● Given instruction: List each line of the data that holds the string "والصرف".

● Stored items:
───

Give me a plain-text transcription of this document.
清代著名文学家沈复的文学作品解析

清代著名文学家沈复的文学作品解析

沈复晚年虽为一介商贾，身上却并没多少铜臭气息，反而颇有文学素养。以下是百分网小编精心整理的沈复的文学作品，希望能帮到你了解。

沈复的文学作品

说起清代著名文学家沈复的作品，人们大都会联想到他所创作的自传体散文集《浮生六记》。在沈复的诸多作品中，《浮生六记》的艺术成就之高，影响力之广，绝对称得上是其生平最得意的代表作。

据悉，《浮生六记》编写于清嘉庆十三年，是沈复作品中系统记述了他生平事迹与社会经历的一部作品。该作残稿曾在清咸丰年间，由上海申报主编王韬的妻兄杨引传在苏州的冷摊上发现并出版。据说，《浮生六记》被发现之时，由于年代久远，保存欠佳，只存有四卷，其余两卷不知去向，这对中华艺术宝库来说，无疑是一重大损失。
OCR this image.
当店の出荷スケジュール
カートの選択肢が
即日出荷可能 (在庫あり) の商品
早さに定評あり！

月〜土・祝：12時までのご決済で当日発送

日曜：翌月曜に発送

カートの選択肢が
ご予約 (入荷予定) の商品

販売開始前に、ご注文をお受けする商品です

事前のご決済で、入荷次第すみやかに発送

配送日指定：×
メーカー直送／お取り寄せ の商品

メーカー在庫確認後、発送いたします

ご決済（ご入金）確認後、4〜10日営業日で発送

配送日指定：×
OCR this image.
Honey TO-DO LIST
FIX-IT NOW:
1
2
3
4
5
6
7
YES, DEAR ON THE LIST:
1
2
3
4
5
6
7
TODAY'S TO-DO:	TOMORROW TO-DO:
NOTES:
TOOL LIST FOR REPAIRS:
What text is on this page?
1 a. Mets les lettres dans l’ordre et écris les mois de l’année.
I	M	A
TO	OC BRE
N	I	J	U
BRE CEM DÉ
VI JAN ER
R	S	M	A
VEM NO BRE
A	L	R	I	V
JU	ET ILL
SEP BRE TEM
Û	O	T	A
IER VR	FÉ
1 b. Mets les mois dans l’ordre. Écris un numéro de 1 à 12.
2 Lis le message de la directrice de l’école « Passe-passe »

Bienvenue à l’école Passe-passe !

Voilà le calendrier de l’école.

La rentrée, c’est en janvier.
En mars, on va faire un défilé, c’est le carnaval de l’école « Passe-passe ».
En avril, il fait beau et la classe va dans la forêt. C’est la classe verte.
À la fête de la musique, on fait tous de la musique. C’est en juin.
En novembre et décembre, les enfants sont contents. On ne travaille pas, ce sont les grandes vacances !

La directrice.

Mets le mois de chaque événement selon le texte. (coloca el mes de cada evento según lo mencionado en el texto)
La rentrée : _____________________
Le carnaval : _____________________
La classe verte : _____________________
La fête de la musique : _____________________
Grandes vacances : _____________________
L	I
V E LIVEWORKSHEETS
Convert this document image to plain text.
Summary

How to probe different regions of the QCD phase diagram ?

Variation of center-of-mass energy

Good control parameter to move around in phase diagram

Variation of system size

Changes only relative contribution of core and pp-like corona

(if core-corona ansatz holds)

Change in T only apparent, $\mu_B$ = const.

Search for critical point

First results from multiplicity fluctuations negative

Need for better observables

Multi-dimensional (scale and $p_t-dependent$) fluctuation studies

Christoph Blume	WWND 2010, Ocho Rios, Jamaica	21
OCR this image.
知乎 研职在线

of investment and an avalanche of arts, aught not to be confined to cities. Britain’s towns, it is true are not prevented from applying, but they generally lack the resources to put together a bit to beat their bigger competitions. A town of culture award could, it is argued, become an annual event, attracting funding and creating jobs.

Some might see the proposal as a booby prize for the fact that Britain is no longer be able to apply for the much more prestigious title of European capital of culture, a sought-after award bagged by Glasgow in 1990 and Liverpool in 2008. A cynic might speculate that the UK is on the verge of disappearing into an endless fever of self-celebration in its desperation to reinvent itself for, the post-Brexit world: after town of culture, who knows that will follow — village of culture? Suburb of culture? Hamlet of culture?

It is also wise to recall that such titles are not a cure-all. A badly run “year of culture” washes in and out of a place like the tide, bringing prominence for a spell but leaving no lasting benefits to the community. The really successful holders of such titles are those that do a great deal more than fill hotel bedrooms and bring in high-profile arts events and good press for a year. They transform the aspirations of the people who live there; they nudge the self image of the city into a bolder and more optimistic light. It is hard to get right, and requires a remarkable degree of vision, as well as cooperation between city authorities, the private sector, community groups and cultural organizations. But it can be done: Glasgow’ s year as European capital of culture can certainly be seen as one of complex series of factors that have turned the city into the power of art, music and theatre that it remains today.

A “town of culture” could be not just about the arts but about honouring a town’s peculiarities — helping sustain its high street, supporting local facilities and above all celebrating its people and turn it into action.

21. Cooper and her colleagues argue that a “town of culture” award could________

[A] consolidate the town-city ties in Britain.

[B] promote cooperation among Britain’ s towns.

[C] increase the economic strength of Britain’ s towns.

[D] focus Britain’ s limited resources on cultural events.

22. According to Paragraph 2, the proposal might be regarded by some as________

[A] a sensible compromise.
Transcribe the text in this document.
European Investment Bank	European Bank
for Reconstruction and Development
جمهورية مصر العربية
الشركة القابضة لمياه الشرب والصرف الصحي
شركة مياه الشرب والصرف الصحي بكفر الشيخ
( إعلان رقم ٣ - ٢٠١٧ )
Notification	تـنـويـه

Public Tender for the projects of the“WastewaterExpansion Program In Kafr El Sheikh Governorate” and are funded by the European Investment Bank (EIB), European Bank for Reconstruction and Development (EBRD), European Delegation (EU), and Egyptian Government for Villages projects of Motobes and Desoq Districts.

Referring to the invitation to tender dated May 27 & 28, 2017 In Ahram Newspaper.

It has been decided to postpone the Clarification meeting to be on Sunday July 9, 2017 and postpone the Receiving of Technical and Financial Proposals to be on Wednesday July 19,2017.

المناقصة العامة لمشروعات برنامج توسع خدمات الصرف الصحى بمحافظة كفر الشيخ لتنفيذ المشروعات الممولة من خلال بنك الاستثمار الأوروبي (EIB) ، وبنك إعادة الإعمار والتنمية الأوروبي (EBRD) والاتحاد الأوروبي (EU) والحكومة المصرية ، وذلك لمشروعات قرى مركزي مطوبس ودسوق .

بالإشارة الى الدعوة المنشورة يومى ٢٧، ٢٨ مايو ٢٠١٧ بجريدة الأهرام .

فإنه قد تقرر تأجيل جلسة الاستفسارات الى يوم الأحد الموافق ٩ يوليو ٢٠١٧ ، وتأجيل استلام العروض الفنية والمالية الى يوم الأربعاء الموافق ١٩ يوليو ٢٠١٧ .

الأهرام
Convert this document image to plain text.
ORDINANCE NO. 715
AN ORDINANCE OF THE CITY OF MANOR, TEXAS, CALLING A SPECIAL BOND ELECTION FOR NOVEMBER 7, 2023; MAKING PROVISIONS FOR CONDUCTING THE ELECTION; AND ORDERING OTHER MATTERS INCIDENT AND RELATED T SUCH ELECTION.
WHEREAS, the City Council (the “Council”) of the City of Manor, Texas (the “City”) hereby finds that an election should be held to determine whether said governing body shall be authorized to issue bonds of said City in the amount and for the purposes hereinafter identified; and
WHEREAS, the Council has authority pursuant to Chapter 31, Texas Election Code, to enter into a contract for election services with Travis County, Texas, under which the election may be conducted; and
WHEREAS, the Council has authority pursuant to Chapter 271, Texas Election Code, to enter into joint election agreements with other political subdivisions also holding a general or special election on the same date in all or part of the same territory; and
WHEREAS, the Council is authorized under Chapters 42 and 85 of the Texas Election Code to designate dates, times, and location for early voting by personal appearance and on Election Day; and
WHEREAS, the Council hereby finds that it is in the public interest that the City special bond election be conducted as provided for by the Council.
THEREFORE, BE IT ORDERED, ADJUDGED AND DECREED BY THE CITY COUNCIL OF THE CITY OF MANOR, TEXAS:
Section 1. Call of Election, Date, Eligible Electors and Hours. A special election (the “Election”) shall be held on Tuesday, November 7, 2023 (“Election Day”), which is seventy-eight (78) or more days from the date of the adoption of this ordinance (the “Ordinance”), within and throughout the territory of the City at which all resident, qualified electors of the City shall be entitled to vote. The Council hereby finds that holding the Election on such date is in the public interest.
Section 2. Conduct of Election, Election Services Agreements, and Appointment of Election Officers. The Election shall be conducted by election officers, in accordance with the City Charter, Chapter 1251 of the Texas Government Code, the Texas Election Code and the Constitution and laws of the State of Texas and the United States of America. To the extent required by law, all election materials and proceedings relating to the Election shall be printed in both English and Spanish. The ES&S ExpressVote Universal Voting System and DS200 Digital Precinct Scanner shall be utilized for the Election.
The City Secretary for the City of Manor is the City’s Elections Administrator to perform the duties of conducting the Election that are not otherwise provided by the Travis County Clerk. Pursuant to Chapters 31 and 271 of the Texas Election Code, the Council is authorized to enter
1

───

● Worked answer:
الشركة القابضة لمياه الشرب والصرف الصحي
شركة مياه الشرب والصرف الصحي بكفر الشيخ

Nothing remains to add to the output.